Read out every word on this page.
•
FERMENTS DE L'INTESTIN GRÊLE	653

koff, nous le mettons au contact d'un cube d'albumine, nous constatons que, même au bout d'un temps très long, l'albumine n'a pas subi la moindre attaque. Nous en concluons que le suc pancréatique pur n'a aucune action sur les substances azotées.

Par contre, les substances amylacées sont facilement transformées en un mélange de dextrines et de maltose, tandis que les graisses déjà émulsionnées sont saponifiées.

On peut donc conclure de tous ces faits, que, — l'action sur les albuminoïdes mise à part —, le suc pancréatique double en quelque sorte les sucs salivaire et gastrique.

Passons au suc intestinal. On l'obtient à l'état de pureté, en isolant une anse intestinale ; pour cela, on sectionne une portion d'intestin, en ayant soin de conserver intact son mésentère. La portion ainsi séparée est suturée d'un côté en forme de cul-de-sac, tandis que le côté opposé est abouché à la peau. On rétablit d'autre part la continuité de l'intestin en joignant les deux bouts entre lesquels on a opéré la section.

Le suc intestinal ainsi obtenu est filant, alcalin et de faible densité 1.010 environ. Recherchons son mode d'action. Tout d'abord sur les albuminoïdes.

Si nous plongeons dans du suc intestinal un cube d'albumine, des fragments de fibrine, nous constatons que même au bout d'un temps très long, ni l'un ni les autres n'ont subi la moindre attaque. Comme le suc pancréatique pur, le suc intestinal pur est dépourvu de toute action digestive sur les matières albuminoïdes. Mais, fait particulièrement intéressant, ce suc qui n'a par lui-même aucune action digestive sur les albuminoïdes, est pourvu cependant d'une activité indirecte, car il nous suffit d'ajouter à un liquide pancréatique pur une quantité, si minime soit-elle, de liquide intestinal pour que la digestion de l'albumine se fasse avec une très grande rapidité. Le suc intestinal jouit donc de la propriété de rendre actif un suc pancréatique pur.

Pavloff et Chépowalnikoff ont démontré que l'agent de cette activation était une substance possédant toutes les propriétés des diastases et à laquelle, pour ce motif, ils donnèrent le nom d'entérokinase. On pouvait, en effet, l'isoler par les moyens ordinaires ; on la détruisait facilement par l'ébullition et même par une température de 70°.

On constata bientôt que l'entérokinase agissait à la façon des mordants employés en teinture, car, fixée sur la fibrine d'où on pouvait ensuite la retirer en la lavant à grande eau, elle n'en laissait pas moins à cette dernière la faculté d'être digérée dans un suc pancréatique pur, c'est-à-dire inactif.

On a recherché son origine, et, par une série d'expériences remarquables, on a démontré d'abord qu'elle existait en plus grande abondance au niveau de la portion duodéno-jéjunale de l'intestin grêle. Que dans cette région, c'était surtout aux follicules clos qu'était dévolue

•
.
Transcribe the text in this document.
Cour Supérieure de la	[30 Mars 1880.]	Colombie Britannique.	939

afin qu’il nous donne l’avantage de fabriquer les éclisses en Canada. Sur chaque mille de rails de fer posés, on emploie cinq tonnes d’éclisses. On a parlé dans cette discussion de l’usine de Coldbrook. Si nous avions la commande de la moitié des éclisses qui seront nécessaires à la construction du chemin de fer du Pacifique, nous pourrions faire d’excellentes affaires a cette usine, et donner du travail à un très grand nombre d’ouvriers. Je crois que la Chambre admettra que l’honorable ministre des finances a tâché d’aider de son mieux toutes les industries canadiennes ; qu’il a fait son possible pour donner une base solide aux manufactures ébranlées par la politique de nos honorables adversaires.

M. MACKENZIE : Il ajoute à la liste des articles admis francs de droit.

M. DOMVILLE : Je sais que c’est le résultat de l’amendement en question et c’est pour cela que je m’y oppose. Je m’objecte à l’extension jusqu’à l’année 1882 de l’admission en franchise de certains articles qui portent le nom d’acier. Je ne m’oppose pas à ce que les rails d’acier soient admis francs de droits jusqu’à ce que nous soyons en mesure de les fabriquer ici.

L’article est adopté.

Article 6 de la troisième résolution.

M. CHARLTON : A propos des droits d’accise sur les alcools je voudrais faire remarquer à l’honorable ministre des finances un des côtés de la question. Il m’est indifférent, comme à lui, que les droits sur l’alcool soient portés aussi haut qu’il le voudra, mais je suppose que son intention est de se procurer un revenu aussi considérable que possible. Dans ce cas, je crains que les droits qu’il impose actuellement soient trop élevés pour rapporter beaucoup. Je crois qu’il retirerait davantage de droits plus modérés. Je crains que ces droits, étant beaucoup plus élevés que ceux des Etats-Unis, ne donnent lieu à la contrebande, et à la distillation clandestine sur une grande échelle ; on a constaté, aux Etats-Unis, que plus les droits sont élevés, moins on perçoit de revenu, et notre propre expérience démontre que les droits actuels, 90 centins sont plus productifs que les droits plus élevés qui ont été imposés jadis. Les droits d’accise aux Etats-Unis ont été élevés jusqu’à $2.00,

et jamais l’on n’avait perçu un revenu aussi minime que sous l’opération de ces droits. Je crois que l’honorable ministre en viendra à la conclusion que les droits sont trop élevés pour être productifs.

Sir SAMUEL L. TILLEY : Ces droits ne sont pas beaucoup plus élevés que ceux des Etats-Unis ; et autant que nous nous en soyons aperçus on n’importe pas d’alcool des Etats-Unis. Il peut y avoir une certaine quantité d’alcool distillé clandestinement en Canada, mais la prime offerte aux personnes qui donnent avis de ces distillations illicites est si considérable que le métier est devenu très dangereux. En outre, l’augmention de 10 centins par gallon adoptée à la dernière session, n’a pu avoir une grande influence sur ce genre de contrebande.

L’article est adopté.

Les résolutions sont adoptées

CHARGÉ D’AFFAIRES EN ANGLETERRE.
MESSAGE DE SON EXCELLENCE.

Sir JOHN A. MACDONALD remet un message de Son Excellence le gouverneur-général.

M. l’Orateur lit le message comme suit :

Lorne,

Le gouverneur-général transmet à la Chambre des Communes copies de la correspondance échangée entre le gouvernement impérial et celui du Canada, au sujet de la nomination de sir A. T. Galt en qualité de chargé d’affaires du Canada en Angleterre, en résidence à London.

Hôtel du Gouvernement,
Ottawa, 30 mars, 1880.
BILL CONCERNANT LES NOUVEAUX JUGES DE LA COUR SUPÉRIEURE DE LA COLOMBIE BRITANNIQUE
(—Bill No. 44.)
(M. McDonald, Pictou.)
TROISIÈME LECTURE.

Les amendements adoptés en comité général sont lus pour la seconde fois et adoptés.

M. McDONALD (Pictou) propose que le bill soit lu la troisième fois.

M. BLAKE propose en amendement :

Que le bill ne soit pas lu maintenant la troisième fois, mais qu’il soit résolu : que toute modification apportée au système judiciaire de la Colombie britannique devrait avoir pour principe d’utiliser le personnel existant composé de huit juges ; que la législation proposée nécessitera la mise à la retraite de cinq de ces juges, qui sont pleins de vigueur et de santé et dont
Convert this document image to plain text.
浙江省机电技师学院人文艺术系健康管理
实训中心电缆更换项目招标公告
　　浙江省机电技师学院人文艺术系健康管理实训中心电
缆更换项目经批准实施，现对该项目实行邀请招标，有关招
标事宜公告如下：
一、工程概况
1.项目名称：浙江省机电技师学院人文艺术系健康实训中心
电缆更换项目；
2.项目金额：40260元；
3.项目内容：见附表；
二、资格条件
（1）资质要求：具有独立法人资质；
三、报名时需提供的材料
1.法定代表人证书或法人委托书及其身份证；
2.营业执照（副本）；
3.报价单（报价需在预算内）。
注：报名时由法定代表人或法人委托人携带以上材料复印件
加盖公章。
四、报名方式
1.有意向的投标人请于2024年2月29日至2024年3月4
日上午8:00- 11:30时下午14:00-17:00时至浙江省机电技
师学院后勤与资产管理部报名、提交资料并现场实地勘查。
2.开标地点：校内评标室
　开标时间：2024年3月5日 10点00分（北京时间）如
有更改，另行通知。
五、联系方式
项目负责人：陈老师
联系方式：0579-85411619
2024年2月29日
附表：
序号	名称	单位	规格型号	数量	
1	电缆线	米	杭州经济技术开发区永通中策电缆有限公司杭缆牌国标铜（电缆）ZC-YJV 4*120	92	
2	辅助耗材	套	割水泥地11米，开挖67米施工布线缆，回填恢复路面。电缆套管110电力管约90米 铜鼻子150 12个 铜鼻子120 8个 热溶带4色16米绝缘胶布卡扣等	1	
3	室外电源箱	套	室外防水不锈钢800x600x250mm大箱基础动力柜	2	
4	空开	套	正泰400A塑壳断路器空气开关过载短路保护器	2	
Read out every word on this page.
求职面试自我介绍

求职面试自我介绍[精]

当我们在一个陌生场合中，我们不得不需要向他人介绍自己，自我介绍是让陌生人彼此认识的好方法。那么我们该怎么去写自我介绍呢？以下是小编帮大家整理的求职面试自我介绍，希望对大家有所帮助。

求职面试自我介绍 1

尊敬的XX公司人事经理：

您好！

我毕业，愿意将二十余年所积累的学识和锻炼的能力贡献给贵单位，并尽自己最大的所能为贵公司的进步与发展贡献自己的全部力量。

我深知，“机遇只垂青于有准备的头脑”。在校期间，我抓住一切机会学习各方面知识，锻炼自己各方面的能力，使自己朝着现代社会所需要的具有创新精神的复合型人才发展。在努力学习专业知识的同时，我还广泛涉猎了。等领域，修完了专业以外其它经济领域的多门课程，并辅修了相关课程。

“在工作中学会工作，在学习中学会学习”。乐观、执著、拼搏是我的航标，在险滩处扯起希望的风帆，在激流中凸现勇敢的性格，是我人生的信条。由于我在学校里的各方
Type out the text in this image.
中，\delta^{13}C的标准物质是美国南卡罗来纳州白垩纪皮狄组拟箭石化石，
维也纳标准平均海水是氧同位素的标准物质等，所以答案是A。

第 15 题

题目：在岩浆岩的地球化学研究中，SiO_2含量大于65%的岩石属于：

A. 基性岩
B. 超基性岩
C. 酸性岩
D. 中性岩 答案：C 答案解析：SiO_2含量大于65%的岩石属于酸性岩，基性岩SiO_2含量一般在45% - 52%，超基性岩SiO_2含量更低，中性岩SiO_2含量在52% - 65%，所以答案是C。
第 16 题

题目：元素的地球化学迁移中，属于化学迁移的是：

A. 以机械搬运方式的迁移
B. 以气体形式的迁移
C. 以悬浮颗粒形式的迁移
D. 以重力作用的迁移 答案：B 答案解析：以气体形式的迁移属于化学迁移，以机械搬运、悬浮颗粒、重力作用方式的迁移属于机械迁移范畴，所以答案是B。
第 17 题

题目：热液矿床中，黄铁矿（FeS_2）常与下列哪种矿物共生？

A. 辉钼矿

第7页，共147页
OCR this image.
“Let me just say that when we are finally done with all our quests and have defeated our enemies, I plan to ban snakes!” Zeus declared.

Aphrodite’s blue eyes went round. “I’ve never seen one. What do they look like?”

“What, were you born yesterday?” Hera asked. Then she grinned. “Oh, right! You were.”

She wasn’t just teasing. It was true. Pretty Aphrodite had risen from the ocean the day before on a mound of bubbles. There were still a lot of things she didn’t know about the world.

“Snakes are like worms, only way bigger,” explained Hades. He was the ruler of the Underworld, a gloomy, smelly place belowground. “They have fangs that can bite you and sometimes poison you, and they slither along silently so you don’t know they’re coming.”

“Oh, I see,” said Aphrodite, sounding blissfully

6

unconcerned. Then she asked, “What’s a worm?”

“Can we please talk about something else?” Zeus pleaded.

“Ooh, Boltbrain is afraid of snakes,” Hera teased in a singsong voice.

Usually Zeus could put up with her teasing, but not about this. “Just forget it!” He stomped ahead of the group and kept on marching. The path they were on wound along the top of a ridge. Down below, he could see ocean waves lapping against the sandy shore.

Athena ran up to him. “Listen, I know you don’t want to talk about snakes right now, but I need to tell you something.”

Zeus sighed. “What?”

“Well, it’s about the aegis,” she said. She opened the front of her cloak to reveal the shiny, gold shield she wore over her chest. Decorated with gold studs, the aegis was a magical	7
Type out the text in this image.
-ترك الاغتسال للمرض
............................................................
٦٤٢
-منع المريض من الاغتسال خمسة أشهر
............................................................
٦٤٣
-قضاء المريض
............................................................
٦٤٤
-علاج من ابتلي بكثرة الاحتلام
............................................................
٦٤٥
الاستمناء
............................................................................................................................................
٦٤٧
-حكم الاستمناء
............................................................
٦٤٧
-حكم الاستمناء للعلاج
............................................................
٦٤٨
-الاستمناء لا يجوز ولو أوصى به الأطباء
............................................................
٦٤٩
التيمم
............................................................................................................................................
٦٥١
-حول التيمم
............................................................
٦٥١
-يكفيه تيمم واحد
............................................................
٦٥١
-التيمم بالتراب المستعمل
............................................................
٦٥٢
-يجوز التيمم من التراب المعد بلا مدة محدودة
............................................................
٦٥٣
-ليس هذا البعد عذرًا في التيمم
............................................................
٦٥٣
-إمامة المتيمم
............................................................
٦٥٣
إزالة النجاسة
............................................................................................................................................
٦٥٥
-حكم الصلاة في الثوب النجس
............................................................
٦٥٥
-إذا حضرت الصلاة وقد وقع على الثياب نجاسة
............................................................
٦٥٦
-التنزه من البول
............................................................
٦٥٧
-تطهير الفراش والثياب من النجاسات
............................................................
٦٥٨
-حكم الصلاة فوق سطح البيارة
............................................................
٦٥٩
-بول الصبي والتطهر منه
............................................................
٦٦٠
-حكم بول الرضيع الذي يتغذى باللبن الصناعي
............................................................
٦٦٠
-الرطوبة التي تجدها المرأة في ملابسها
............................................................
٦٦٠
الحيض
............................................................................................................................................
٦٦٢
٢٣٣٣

· · · ·

== Task to complete ==
Only the number is wanted: how many lines above include the word "الصلاة"?

== Output of the task ==
3